- **Exercise requirements**
Copy all lines below exactly as written. Leave pictures out.
* * * * *
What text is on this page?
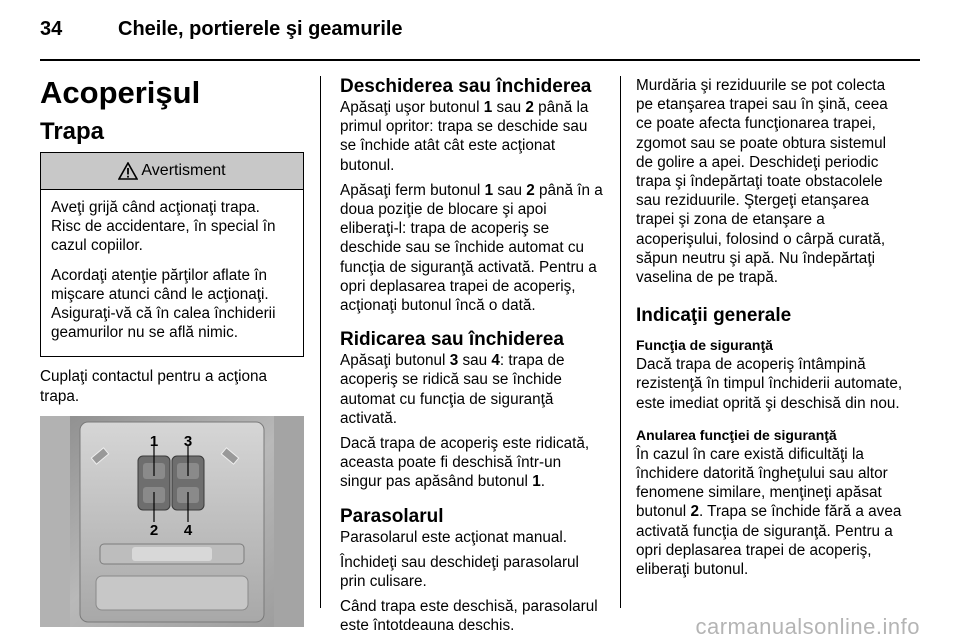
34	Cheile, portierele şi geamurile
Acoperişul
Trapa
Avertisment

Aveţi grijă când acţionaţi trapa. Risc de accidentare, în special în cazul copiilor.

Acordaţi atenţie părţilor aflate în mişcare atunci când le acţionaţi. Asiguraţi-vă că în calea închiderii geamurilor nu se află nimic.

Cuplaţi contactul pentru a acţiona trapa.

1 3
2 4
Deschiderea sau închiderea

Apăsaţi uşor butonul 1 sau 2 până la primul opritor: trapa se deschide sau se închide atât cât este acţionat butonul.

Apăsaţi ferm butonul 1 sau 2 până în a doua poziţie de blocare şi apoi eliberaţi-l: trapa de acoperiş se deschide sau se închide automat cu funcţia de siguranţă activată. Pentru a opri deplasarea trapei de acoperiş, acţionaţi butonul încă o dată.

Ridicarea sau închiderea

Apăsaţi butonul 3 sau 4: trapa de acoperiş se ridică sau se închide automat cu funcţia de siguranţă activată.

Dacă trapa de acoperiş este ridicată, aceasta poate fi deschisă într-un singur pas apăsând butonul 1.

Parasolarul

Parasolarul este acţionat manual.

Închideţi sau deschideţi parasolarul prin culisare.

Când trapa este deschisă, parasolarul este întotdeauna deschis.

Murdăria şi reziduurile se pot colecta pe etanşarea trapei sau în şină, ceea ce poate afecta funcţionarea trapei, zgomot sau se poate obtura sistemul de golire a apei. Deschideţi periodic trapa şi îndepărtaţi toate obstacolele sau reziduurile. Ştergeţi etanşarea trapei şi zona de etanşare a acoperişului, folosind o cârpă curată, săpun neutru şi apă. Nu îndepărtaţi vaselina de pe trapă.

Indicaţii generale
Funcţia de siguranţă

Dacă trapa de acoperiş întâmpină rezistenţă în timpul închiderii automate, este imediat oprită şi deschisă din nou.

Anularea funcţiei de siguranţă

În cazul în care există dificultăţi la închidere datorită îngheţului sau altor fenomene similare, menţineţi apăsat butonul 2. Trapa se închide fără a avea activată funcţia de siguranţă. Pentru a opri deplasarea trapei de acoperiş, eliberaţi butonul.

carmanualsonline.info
* * * * *
- **Solution**
What text is on this page?
34	Cheile, portierele şi geamurile
Acoperişul
Trapa
Avertisment

Aveţi grijă când acţionaţi trapa. Risc de accidentare, în special în cazul copiilor.

Acordaţi atenţie părţilor aflate în mişcare atunci când le acţionaţi. Asiguraţi-vă că în calea închiderii geamurilor nu se află nimic.

Cuplaţi contactul pentru a acţiona trapa.

1 3
2 4
Deschiderea sau închiderea

Apăsaţi uşor butonul 1 sau 2 până la primul opritor: trapa se deschide sau se închide atât cât este acţionat butonul.

Apăsaţi ferm butonul 1 sau 2 până în a doua poziţie de blocare şi apoi eliberaţi-l: trapa de acoperiş se deschide sau se închide automat cu funcţia de siguranţă activată. Pentru a opri deplasarea trapei de acoperiş, acţionaţi butonul încă o dată.

Ridicarea sau închiderea

Apăsaţi butonul 3 sau 4: trapa de acoperiş se ridică sau se închide automat cu funcţia de siguranţă activată.

Dacă trapa de acoperiş este ridicată, aceasta poate fi deschisă într-un singur pas apăsând butonul 1.

Parasolarul

Parasolarul este acţionat manual.

Închideţi sau deschideţi parasolarul prin culisare.

Când trapa este deschisă, parasolarul este întotdeauna deschis.

Murdăria şi reziduurile se pot colecta pe etanşarea trapei sau în şină, ceea ce poate afecta funcţionarea trapei, zgomot sau se poate obtura sistemul de golire a apei. Deschideţi periodic trapa şi îndepărtaţi toate obstacolele sau reziduurile. Ştergeţi etanşarea trapei şi zona de etanşare a acoperişului, folosind o cârpă curată, săpun neutru şi apă. Nu îndepărtaţi vaselina de pe trapă.

Indicaţii generale
Funcţia de siguranţă

Dacă trapa de acoperiş întâmpină rezistenţă în timpul închiderii automate, este imediat oprită şi deschisă din nou.

Anularea funcţiei de siguranţă

În cazul în care există dificultăţi la închidere datorită îngheţului sau altor fenomene similare, menţineţi apăsat butonul 2. Trapa se închide fără a avea activată funcţia de siguranţă. Pentru a opri deplasarea trapei de acoperiş, eliberaţi butonul.

carmanualsonline.info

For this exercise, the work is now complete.